Exercise goal – Reproduce every entry below precisely. Pictures are excluded from the copy.

Data rows –
-=-=-=-=-
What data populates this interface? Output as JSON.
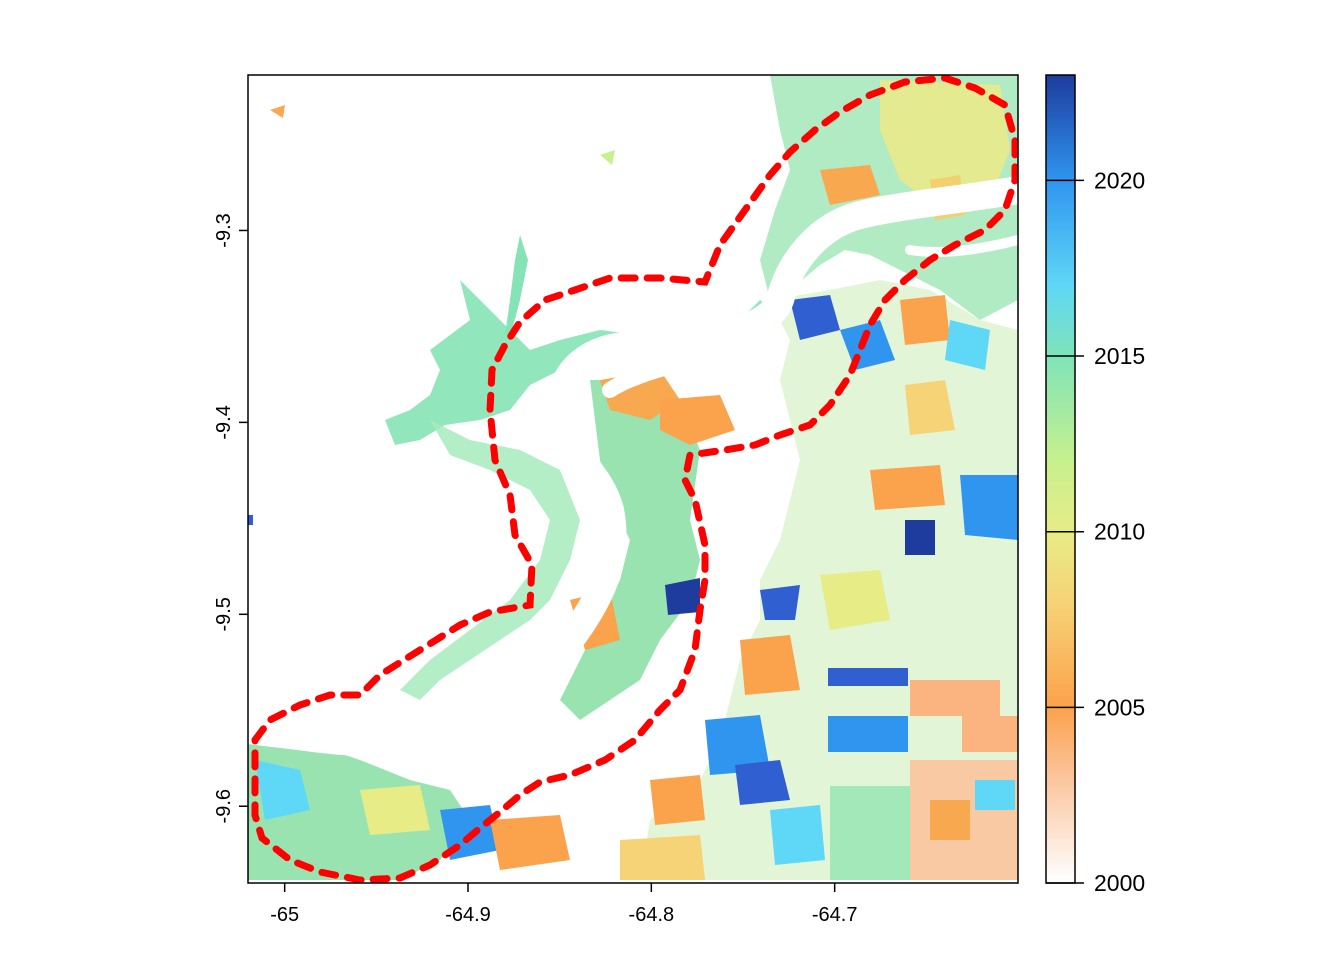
{
  "map": {
    "x_axis": {
      "ticks": [
        {
          "value": -65.0,
          "label": "-65"
        },
        {
          "value": -64.9,
          "label": "-64.9"
        },
        {
          "value": -64.8,
          "label": "-64.8"
        },
        {
          "value": -64.7,
          "label": "-64.7"
        }
      ],
      "range": [
        -65.02,
        -64.6
      ]
    },
    "y_axis": {
      "ticks": [
        {
          "value": -9.3,
          "label": "-9.3"
        },
        {
          "value": -9.4,
          "label": "-9.4"
        },
        {
          "value": -9.5,
          "label": "-9.5"
        },
        {
          "value": -9.6,
          "label": "-9.6"
        }
      ],
      "range": [
        -9.64,
        -9.219
      ]
    },
    "boundary_color": "#ff0000",
    "river_color": "#ffffff"
  },
  "legend": {
    "min": 2000,
    "max": 2023,
    "ticks": [
      {
        "value": 2000,
        "label": "2000"
      },
      {
        "value": 2005,
        "label": "2005"
      },
      {
        "value": 2010,
        "label": "2010"
      },
      {
        "value": 2015,
        "label": "2015"
      },
      {
        "value": 2020,
        "label": "2020"
      }
    ],
    "color_stops": [
      {
        "value": 2000,
        "color": "#ffffff"
      },
      {
        "value": 2003,
        "color": "#fbc49c"
      },
      {
        "value": 2005,
        "color": "#fba24c"
      },
      {
        "value": 2008,
        "color": "#f6d376"
      },
      {
        "value": 2010,
        "color": "#e7ec87"
      },
      {
        "value": 2012,
        "color": "#c7f08e"
      },
      {
        "value": 2015,
        "color": "#7fe3b9"
      },
      {
        "value": 2017,
        "color": "#5fd7f6"
      },
      {
        "value": 2020,
        "color": "#2f95ef"
      },
      {
        "value": 2023,
        "color": "#1e3c9e"
      }
    ]
  }
}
-=-=-=-=-
Response to this task –
What data populates this interface? Output as JSON.
{
  "map": {
    "x_axis": {
      "ticks": [
        {
          "value": -65.0,
          "label": "-65"
        },
        {
          "value": -64.9,
          "label": "-64.9"
        },
        {
          "value": -64.8,
          "label": "-64.8"
        },
        {
          "value": -64.7,
          "label": "-64.7"
        }
      ],
      "range": [
        -65.02,
        -64.6
      ]
    },
    "y_axis": {
      "ticks": [
        {
          "value": -9.3,
          "label": "-9.3"
        },
        {
          "value": -9.4,
          "label": "-9.4"
        },
        {
          "value": -9.5,
          "label": "-9.5"
        },
        {
          "value": -9.6,
          "label": "-9.6"
        }
      ],
      "range": [
        -9.64,
        -9.219
      ]
    },
    "boundary_color": "#ff0000",
    "river_color": "#ffffff"
  },
  "legend": {
    "min": 2000,
    "max": 2023,
    "ticks": [
      {
        "value": 2000,
        "label": "2000"
      },
      {
        "value": 2005,
        "label": "2005"
      },
      {
        "value": 2010,
        "label": "2010"
      },
      {
        "value": 2015,
        "label": "2015"
      },
      {
        "value": 2020,
        "label": "2020"
      }
    ],
    "color_stops": [
      {
        "value": 2000,
        "color": "#ffffff"
      },
      {
        "value": 2003,
        "color": "#fbc49c"
      },
      {
        "value": 2005,
        "color": "#fba24c"
      },
      {
        "value": 2008,
        "color": "#f6d376"
      },
      {
        "value": 2010,
        "color": "#e7ec87"
      },
      {
        "value": 2012,
        "color": "#c7f08e"
      },
      {
        "value": 2015,
        "color": "#7fe3b9"
      },
      {
        "value": 2017,
        "color": "#5fd7f6"
      },
      {
        "value": 2020,
        "color": "#2f95ef"
      },
      {
        "value": 2023,
        "color": "#1e3c9e"
      }
    ]
  }
}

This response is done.